> _Task goal_: Below are the records. List every line holding the word "this".

> _Stored items_:
------------------------------------------------------------------------

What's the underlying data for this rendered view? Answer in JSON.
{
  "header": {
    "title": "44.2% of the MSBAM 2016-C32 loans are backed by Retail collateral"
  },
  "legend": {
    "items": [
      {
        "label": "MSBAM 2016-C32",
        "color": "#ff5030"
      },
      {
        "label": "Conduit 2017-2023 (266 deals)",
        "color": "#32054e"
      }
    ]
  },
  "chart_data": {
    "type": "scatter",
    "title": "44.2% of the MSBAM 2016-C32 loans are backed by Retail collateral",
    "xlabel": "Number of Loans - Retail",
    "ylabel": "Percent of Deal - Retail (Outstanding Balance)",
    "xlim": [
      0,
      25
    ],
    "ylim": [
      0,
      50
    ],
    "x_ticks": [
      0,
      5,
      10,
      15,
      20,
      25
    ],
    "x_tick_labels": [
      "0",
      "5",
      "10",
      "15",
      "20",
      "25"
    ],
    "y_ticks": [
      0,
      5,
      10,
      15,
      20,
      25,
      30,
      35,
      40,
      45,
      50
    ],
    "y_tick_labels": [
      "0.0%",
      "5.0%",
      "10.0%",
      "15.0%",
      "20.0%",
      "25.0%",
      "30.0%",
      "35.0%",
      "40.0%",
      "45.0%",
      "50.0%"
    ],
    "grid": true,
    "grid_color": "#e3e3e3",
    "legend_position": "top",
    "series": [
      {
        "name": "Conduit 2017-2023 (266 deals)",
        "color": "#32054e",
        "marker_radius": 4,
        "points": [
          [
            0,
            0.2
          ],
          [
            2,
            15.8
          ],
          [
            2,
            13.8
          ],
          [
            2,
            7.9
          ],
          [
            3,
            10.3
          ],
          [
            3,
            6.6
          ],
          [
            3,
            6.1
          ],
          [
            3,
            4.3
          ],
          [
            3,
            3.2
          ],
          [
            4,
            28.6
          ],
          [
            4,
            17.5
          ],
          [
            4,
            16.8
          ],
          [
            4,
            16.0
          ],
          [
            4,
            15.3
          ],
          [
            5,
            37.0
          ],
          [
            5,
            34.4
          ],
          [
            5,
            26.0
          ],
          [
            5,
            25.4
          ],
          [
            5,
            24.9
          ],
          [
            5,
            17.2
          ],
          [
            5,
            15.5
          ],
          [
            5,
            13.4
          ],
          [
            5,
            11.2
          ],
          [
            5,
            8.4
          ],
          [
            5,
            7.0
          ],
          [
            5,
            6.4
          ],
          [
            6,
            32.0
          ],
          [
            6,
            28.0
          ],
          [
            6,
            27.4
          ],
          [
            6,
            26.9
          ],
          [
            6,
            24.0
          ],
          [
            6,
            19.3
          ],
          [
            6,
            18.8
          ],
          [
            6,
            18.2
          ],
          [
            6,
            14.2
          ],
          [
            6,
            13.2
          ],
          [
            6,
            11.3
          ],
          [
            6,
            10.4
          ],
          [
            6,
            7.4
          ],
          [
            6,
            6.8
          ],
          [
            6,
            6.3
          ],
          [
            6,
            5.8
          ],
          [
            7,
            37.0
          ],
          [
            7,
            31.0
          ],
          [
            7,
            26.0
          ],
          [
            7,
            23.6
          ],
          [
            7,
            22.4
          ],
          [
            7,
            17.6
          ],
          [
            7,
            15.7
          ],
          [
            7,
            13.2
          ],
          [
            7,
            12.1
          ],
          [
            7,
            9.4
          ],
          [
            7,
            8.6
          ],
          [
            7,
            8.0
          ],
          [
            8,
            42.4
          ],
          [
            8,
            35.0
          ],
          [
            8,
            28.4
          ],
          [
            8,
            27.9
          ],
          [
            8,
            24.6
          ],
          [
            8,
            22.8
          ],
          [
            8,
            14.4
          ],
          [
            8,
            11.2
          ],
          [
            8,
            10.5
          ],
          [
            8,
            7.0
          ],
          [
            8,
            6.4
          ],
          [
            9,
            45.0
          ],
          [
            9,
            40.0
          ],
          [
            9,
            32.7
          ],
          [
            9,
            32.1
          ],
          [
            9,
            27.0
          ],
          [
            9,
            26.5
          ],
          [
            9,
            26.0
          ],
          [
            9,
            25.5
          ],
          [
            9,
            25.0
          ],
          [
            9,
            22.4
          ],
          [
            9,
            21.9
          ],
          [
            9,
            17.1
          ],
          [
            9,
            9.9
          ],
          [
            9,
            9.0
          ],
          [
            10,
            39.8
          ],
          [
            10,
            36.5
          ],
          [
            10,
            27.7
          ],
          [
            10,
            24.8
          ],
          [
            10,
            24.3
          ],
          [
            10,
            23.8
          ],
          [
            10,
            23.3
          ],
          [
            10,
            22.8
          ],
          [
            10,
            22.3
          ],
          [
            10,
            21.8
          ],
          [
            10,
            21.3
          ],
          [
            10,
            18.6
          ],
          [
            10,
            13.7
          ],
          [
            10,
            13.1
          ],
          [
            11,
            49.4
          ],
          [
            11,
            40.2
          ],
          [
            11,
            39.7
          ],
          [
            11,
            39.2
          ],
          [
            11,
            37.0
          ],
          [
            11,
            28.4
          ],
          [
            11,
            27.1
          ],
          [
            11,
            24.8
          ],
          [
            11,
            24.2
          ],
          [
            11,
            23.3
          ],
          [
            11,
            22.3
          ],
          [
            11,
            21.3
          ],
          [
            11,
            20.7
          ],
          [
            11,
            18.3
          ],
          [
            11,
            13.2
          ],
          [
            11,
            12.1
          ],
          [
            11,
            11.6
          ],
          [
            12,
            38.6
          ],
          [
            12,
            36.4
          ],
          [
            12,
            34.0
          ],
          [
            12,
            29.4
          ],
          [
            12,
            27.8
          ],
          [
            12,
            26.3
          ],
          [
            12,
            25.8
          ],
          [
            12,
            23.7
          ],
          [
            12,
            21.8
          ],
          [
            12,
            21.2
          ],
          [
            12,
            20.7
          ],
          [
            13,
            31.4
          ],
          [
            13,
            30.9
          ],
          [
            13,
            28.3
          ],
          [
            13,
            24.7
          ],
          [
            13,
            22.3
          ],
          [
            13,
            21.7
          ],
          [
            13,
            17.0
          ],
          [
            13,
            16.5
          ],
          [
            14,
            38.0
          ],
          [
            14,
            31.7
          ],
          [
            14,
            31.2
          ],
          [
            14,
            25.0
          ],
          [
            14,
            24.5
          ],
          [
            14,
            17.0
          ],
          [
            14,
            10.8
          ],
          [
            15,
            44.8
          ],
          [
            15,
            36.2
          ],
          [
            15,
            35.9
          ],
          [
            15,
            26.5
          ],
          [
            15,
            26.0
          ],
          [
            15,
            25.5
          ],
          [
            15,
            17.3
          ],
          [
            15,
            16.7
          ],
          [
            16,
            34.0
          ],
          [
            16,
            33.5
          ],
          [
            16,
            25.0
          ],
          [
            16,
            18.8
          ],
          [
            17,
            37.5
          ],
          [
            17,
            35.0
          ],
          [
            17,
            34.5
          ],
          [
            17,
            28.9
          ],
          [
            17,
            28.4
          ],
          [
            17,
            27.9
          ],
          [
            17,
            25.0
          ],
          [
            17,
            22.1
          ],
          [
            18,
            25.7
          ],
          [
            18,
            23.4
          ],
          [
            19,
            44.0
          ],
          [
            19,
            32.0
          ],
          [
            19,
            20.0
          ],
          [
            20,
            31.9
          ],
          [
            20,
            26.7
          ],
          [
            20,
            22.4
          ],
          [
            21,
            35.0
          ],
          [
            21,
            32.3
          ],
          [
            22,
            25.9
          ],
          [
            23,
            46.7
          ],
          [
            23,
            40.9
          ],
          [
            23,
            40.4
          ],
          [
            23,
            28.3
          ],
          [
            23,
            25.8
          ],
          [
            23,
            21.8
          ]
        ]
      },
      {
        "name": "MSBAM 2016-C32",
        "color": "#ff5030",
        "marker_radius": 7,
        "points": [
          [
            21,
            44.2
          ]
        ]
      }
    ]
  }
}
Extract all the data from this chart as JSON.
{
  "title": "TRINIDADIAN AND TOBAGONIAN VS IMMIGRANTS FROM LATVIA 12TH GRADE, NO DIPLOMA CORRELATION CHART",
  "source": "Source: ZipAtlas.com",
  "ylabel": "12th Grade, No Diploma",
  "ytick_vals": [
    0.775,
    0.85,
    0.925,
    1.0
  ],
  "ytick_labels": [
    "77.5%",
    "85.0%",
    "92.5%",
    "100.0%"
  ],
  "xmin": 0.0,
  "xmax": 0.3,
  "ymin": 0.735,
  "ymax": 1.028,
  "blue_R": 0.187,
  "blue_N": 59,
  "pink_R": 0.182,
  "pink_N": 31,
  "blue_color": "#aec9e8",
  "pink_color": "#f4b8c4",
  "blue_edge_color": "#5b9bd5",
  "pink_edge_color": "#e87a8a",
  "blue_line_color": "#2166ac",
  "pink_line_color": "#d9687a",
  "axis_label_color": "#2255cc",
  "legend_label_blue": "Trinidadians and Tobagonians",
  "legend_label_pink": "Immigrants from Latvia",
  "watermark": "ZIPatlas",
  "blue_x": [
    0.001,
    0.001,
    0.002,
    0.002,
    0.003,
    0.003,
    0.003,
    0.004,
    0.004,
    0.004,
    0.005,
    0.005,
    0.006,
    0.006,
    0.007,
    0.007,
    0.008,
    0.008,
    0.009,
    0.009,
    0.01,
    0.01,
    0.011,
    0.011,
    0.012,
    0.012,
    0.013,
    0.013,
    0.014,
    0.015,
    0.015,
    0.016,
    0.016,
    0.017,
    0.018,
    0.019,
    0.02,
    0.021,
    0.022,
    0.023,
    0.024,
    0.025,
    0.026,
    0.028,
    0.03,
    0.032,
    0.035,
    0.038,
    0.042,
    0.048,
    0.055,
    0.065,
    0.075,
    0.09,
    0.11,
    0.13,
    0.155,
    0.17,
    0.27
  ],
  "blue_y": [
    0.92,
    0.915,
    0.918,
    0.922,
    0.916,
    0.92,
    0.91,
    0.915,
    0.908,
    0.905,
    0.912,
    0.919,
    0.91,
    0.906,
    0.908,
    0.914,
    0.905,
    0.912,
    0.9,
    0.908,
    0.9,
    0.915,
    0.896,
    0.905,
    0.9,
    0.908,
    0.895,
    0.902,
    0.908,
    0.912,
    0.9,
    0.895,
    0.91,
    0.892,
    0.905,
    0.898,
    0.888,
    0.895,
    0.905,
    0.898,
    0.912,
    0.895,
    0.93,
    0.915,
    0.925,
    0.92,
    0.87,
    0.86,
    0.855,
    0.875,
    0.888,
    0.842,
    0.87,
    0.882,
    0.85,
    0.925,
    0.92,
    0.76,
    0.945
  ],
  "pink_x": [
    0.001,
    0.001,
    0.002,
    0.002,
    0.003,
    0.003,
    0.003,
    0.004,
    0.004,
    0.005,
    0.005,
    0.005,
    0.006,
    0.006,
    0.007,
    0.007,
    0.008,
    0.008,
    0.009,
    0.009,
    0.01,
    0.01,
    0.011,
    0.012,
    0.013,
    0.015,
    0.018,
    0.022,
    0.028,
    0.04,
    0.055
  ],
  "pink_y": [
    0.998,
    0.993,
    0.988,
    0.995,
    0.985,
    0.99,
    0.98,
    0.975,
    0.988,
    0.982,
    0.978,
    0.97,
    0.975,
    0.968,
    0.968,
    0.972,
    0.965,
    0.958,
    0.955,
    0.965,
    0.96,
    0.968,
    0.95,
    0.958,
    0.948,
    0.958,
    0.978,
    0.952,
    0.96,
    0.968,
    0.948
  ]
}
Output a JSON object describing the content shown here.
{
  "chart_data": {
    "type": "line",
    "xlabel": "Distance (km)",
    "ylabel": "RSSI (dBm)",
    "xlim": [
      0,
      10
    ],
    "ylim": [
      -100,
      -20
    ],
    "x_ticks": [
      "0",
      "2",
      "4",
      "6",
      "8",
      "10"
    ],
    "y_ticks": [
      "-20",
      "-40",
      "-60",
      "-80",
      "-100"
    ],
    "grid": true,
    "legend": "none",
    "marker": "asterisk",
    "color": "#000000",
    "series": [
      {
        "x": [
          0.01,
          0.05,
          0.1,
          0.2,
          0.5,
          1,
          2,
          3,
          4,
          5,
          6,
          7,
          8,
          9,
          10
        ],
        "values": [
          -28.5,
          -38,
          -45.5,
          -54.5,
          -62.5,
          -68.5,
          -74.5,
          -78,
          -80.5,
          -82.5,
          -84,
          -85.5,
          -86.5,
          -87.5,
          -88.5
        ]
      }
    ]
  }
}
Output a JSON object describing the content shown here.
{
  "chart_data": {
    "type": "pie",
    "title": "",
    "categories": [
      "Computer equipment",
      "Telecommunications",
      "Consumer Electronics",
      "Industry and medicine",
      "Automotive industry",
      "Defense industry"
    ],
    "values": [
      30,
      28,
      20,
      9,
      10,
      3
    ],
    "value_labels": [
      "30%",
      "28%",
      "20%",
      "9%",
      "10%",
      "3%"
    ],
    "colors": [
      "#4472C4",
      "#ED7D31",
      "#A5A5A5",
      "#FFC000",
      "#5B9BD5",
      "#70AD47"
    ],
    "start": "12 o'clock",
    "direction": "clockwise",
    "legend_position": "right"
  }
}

------------------------------------------------------------------------

> _Exercise result_:
What's the underlying data for this rendered view? Answer in JSON.
Extract all the data from this chart as JSON.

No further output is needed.